■ **Task objective**
Find and copy lines holding "chip".

# # #

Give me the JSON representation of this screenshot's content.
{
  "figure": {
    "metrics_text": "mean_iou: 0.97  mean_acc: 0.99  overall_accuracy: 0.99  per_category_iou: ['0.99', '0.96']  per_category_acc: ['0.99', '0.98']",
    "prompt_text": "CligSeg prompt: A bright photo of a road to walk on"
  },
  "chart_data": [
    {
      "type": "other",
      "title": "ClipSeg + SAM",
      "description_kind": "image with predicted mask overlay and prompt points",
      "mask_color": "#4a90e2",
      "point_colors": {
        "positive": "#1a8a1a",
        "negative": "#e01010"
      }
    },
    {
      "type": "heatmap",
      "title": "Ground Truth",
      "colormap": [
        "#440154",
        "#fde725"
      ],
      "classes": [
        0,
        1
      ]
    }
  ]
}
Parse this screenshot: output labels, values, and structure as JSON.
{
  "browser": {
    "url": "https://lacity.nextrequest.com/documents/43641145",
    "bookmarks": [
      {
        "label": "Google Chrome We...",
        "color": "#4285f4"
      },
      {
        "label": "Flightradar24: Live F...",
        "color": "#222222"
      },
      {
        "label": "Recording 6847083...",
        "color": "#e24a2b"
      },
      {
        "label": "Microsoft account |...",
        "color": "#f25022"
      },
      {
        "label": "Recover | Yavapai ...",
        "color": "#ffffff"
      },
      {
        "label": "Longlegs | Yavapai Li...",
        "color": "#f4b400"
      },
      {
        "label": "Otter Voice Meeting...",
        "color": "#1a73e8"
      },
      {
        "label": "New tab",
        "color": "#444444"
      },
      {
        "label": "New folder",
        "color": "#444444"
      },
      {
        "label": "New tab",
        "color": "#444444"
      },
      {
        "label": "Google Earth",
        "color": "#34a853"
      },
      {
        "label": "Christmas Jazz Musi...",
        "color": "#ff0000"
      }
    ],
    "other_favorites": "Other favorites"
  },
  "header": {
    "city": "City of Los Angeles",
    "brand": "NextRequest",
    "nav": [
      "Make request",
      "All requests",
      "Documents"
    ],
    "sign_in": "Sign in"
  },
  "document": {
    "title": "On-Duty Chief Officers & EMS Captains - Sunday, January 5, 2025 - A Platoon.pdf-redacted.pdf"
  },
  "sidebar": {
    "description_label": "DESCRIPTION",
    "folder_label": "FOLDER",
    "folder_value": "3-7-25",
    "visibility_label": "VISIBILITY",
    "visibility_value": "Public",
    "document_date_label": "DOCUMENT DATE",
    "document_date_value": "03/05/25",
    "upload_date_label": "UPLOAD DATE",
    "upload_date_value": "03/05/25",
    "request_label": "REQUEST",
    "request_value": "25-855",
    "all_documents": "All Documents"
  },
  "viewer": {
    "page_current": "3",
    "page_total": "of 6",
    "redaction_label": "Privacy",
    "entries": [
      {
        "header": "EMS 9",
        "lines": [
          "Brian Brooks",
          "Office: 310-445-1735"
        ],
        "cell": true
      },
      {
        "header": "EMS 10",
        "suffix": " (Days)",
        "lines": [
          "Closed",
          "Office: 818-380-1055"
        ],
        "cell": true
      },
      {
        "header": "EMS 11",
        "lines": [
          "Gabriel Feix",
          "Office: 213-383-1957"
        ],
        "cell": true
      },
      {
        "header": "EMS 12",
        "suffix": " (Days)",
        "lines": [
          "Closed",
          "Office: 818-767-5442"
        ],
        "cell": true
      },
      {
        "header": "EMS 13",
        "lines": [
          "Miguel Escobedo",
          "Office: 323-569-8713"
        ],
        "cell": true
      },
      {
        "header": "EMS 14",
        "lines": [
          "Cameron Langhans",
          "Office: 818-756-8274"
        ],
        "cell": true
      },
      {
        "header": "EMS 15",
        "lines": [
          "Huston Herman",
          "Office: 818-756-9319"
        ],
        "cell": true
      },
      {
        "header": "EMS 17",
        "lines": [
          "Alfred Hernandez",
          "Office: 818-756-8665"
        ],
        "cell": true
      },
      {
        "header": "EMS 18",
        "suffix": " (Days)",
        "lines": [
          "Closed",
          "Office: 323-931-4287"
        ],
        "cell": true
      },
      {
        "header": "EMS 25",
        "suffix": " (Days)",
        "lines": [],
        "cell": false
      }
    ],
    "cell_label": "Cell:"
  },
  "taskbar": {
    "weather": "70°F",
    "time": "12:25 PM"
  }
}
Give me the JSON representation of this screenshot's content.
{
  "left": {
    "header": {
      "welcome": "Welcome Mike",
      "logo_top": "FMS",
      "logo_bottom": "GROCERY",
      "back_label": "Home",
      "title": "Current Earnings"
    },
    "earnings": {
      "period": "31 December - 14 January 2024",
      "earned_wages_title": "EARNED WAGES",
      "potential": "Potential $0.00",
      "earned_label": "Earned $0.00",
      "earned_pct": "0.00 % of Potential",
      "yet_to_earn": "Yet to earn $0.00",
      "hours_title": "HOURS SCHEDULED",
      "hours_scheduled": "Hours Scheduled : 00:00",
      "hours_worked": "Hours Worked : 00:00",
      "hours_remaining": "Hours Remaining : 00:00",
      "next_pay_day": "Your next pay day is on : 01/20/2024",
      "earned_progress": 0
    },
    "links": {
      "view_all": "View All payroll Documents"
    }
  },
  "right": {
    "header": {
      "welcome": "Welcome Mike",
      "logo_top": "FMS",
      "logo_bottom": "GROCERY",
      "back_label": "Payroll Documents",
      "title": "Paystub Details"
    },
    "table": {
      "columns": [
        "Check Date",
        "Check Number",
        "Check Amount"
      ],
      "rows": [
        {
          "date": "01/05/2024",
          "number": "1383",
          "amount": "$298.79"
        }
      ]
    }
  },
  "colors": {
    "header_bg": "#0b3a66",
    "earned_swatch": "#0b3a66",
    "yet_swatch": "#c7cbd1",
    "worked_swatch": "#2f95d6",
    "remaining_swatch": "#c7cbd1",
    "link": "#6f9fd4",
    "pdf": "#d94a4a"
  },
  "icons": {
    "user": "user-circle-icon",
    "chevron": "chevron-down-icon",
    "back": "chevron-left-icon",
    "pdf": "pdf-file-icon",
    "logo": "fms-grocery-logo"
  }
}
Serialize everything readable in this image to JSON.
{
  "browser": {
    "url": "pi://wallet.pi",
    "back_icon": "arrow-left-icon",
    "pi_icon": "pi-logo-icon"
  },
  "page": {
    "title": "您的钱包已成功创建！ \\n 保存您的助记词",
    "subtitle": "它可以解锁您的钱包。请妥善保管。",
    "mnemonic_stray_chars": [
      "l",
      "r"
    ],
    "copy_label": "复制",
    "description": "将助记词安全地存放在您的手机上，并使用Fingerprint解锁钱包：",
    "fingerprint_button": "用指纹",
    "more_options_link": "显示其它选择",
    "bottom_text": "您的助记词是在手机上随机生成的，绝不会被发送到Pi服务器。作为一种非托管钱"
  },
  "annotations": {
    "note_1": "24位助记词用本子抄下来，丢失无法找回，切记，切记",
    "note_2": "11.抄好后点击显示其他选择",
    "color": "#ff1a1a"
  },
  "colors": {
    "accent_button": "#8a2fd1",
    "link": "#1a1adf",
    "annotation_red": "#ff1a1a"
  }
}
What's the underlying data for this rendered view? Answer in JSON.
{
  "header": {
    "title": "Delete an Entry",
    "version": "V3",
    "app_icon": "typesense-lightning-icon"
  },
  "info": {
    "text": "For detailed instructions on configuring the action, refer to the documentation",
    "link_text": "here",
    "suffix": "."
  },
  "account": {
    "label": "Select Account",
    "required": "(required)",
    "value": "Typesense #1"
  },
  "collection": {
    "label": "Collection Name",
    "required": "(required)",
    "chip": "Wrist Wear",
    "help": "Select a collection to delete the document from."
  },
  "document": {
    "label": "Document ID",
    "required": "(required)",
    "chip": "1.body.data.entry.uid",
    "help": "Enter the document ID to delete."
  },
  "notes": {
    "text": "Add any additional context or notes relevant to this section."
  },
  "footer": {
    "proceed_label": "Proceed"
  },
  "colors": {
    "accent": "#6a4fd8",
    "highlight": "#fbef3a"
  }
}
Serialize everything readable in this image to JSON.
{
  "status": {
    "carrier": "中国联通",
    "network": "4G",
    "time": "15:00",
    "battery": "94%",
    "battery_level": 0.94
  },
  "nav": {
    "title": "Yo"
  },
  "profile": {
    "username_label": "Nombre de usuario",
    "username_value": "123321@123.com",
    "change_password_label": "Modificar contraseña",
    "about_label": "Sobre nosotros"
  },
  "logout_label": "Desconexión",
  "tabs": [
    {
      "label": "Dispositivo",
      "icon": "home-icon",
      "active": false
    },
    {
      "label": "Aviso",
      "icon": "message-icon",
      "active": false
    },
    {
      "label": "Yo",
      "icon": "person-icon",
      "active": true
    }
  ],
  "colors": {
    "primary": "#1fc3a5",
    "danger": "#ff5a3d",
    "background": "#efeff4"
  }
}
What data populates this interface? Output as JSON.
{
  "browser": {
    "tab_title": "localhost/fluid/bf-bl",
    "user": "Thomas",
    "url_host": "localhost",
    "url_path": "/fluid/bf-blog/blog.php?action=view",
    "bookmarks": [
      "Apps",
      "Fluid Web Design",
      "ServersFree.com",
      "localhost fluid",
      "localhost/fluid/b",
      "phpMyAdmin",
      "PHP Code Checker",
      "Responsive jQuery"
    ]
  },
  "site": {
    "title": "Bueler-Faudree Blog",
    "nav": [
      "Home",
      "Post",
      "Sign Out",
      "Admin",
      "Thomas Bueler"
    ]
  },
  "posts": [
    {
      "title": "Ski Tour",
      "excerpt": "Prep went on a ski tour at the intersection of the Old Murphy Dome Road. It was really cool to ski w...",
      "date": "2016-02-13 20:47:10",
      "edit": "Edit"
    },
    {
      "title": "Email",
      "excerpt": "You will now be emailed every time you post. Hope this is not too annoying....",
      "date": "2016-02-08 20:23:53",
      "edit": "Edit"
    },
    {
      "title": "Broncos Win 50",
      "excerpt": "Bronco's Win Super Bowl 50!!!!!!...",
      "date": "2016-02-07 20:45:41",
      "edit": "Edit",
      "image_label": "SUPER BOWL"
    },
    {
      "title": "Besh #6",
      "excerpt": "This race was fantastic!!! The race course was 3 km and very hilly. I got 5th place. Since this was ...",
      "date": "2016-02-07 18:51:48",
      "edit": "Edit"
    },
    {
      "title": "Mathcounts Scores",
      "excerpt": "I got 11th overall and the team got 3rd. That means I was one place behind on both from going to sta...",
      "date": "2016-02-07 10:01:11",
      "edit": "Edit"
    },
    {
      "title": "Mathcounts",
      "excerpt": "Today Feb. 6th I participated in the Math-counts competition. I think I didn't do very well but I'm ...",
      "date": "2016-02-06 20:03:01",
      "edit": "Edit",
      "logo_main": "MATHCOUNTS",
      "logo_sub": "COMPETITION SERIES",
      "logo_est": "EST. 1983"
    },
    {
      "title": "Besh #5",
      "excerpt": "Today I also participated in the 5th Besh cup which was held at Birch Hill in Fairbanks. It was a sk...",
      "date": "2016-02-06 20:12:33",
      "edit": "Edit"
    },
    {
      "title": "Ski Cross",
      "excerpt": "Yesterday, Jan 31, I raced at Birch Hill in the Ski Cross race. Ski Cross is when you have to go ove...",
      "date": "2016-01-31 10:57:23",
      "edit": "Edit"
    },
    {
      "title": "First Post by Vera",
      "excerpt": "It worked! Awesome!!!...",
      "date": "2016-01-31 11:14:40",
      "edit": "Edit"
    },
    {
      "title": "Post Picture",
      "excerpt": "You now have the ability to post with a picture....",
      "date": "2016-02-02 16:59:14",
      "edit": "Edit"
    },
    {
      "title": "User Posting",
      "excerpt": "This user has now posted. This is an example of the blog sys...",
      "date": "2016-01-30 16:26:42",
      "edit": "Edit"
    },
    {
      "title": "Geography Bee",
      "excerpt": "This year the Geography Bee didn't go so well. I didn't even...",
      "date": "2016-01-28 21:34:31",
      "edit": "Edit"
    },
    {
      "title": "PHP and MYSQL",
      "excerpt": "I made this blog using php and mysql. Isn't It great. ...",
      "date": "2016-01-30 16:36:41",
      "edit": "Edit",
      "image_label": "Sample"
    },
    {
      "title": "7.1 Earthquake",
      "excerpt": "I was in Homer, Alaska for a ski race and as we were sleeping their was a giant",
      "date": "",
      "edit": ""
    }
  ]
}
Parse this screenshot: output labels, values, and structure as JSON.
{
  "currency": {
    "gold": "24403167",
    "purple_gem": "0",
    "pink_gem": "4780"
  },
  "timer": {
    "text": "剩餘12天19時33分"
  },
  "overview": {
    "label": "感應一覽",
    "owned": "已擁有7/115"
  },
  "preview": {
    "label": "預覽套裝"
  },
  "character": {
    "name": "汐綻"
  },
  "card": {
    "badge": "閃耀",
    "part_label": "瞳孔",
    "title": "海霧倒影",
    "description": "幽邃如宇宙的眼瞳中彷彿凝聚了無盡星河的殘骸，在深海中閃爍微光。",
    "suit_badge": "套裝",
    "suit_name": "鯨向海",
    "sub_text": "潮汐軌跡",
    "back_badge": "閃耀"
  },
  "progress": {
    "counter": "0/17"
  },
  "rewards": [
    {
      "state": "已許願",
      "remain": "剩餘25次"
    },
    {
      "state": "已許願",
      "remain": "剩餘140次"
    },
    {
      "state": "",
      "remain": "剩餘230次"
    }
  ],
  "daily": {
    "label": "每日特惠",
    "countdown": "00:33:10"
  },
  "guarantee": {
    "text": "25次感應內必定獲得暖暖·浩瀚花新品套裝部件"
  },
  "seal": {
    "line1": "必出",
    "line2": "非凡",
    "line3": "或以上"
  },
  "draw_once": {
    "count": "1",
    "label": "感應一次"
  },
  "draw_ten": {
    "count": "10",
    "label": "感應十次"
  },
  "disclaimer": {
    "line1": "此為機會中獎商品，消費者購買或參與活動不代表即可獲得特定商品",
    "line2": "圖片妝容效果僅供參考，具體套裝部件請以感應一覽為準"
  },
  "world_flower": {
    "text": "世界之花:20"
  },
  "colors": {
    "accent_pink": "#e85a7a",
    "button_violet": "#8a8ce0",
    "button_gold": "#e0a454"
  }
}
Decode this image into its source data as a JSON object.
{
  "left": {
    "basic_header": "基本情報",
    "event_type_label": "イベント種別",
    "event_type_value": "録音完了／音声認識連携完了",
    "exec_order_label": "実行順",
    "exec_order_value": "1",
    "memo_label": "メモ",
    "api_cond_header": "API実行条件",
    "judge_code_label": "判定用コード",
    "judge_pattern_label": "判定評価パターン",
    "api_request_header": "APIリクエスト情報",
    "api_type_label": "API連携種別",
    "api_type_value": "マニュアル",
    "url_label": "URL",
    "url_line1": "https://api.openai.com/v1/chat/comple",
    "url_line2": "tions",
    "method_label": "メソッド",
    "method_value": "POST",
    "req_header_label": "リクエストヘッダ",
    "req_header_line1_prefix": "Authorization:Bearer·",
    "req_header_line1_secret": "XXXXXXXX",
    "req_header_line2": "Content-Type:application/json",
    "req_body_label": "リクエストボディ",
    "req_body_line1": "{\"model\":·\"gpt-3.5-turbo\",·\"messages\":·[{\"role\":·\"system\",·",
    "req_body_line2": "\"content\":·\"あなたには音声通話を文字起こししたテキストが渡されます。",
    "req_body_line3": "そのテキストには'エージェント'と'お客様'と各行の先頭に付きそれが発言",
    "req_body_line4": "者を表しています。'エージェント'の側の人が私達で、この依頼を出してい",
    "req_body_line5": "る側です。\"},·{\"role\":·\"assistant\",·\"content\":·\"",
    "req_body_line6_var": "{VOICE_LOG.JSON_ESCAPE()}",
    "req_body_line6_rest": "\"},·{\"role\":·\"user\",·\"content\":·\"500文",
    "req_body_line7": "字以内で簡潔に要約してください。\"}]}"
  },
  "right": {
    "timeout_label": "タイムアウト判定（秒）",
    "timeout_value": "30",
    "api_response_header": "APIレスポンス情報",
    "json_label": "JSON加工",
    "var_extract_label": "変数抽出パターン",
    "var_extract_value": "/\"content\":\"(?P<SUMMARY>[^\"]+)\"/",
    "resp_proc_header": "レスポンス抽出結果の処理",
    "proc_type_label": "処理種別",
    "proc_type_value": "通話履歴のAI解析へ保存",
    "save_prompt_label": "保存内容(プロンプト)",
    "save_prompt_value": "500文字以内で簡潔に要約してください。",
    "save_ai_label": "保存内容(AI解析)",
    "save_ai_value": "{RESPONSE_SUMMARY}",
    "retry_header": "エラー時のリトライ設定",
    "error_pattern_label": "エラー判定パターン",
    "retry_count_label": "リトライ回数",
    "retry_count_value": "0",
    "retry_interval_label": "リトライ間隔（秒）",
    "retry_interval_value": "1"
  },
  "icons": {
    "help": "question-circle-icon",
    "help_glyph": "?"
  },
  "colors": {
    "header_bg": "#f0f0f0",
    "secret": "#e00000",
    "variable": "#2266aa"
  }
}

# # #

■ **The output**
    "chip": "Wrist Wear",
    "chip": "1.body.data.entry.uid",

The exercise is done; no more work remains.